Information provided =
::::::::
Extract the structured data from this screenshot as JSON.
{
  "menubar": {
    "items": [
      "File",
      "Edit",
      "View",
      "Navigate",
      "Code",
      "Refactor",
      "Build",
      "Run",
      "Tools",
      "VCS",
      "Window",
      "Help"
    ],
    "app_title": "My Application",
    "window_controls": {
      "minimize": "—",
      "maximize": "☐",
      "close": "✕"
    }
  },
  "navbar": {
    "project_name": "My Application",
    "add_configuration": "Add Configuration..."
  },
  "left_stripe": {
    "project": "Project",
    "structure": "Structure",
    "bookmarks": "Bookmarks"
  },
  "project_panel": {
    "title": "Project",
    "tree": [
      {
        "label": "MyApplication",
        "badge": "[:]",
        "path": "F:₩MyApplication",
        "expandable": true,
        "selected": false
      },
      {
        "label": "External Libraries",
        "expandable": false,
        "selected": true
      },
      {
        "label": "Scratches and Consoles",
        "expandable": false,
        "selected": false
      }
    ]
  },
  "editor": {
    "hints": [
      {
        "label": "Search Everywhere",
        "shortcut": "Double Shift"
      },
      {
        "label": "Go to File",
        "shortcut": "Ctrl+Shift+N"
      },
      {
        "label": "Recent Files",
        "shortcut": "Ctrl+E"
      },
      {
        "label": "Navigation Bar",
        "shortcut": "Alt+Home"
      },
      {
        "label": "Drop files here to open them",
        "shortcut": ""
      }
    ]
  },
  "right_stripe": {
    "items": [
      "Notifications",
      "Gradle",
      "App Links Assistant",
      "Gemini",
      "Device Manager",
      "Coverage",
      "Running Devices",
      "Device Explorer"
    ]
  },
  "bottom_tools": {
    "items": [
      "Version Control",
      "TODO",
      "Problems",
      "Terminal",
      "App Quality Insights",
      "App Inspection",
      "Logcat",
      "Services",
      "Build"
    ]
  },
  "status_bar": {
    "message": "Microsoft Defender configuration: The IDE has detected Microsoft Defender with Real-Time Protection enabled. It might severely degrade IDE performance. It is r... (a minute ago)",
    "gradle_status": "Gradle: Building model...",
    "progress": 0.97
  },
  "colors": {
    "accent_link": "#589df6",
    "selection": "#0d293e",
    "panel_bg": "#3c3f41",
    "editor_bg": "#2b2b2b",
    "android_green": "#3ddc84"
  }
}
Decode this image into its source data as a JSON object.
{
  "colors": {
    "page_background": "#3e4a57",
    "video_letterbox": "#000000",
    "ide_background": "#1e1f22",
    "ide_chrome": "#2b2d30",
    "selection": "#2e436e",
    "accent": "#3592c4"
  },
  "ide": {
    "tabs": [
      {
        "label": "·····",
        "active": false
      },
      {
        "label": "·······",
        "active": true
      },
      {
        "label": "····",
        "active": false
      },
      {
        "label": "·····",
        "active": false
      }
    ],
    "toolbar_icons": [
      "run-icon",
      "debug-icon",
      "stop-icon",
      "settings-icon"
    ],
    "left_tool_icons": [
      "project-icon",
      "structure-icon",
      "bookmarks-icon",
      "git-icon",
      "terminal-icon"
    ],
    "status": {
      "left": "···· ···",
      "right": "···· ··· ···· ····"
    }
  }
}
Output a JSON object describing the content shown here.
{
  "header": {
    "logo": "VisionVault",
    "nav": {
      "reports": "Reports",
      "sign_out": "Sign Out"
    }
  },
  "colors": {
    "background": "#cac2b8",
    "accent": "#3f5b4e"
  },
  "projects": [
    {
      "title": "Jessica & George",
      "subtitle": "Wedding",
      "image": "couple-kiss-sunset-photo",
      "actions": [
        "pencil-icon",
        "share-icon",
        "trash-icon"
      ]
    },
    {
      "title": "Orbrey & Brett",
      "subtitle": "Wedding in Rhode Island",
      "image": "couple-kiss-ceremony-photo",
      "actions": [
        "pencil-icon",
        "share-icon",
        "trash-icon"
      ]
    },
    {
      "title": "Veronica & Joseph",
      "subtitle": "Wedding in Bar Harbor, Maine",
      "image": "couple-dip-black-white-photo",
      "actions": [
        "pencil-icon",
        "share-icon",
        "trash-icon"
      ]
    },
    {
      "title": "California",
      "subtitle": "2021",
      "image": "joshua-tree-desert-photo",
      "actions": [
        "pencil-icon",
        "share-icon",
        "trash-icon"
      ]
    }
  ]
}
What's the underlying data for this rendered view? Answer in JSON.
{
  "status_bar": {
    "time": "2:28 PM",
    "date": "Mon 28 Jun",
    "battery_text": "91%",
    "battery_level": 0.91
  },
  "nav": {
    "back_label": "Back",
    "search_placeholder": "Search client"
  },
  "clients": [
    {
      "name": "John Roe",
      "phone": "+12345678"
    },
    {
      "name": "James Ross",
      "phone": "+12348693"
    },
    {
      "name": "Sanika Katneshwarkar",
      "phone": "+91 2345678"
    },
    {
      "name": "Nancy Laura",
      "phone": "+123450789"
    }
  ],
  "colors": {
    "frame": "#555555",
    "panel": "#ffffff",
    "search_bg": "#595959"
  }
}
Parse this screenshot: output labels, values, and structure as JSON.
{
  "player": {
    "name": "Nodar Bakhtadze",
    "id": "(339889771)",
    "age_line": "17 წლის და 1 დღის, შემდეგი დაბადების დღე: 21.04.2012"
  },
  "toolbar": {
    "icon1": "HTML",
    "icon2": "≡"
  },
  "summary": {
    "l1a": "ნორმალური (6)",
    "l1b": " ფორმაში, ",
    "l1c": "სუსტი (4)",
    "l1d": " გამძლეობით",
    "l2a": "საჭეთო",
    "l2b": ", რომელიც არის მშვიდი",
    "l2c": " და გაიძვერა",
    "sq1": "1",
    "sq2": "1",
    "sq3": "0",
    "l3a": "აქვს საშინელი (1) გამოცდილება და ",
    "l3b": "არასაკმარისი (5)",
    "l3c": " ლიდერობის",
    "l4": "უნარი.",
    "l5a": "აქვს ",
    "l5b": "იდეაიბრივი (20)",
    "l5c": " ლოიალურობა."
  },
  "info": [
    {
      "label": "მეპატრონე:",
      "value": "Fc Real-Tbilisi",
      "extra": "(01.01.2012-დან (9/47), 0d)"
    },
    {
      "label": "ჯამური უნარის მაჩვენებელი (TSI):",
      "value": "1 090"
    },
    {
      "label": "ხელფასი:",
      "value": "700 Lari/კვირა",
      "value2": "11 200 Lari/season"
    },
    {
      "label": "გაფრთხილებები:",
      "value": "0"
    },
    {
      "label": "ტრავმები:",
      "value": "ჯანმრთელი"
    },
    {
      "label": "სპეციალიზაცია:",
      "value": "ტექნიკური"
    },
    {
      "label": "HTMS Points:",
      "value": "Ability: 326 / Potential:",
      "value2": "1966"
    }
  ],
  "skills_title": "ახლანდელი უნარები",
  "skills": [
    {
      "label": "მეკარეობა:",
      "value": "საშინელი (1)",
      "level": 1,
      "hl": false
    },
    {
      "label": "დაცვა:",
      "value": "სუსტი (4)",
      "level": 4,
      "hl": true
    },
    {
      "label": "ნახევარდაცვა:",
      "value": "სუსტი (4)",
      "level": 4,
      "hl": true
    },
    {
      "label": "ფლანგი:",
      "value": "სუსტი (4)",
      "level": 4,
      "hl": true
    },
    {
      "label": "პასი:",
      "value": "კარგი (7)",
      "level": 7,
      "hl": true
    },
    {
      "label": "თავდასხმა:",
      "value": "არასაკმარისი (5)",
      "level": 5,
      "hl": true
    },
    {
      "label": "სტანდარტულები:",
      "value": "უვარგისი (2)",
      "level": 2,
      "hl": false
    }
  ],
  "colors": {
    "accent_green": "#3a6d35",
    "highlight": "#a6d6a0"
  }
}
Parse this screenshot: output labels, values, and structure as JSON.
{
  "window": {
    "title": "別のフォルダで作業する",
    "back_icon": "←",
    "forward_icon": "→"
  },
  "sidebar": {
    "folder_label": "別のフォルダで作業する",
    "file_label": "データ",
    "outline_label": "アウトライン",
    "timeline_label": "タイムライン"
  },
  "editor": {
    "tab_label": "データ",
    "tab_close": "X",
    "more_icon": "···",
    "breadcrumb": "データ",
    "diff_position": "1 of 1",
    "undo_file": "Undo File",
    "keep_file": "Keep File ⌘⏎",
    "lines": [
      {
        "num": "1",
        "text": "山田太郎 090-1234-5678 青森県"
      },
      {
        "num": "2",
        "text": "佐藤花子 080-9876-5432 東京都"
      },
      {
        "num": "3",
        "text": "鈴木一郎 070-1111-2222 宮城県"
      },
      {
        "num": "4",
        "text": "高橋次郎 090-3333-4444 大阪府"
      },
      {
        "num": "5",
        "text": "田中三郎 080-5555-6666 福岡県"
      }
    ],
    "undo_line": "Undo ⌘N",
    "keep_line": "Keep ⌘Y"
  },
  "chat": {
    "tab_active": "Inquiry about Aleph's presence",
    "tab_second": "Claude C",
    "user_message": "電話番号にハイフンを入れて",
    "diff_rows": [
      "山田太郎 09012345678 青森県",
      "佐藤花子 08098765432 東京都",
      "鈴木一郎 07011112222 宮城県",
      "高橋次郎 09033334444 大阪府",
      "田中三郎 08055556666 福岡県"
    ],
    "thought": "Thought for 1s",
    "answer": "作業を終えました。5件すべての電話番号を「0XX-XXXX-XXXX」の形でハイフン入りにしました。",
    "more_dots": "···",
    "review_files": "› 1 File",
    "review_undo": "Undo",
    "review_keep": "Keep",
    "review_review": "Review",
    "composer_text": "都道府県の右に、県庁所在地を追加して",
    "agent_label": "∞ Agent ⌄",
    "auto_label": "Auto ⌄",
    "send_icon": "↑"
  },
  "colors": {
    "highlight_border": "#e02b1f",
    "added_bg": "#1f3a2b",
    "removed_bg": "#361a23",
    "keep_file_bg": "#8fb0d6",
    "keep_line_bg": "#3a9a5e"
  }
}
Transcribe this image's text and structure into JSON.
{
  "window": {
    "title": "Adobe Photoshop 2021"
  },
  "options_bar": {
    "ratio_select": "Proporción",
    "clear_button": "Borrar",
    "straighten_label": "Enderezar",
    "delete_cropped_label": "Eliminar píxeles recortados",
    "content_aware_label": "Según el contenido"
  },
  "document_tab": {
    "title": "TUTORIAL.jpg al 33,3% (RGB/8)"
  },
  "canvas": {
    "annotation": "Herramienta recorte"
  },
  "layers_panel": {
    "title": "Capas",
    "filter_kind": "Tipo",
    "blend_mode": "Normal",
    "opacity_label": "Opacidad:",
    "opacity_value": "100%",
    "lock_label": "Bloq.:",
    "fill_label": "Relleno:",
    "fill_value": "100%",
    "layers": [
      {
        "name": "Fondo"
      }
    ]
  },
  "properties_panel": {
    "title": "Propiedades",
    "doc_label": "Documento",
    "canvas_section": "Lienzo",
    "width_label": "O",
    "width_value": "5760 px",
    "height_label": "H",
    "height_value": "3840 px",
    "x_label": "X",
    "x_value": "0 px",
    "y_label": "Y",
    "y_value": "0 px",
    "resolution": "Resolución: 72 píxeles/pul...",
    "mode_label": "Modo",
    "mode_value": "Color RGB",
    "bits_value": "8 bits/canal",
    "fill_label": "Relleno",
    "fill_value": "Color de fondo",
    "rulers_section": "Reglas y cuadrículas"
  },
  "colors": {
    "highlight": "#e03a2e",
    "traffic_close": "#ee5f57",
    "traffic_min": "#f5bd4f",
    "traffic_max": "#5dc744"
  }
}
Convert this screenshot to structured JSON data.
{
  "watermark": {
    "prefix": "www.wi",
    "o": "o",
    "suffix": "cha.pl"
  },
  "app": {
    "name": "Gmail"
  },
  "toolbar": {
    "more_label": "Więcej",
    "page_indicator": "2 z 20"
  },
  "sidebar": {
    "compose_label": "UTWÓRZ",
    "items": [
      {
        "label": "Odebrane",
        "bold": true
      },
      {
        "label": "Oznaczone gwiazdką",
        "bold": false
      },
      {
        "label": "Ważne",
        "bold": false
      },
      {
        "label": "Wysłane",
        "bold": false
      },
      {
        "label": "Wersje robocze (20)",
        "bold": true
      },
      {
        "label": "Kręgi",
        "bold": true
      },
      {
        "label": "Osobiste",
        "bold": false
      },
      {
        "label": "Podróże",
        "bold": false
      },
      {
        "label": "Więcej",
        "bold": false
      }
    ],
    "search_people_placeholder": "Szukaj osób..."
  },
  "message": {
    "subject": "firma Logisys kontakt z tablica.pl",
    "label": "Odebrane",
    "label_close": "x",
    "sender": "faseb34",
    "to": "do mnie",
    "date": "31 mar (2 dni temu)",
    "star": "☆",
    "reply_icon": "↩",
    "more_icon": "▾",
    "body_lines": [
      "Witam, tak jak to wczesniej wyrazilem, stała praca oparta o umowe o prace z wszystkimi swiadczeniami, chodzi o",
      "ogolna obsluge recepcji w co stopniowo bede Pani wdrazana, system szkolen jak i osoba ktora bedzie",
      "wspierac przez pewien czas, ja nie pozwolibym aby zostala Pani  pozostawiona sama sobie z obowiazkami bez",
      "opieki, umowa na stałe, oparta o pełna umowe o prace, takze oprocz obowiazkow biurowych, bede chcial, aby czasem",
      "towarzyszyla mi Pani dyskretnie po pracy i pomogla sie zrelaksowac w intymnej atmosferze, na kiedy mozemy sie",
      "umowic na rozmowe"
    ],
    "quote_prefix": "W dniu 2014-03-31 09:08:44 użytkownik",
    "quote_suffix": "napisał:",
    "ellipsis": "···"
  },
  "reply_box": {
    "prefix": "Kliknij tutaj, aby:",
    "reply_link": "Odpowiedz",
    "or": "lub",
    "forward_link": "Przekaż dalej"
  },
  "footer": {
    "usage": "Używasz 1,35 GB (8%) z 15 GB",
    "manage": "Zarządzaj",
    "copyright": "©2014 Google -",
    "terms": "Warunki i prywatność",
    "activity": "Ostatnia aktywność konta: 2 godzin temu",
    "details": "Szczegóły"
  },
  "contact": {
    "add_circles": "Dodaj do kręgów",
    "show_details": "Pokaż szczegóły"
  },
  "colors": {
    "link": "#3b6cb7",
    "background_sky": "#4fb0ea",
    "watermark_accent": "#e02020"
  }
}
::::::::
Return each line in the records that holds the string "phone".

Response to the task =
      "phone": "+12345678"
      "phone": "+12348693"
      "phone": "+91 2345678"
      "phone": "+123450789"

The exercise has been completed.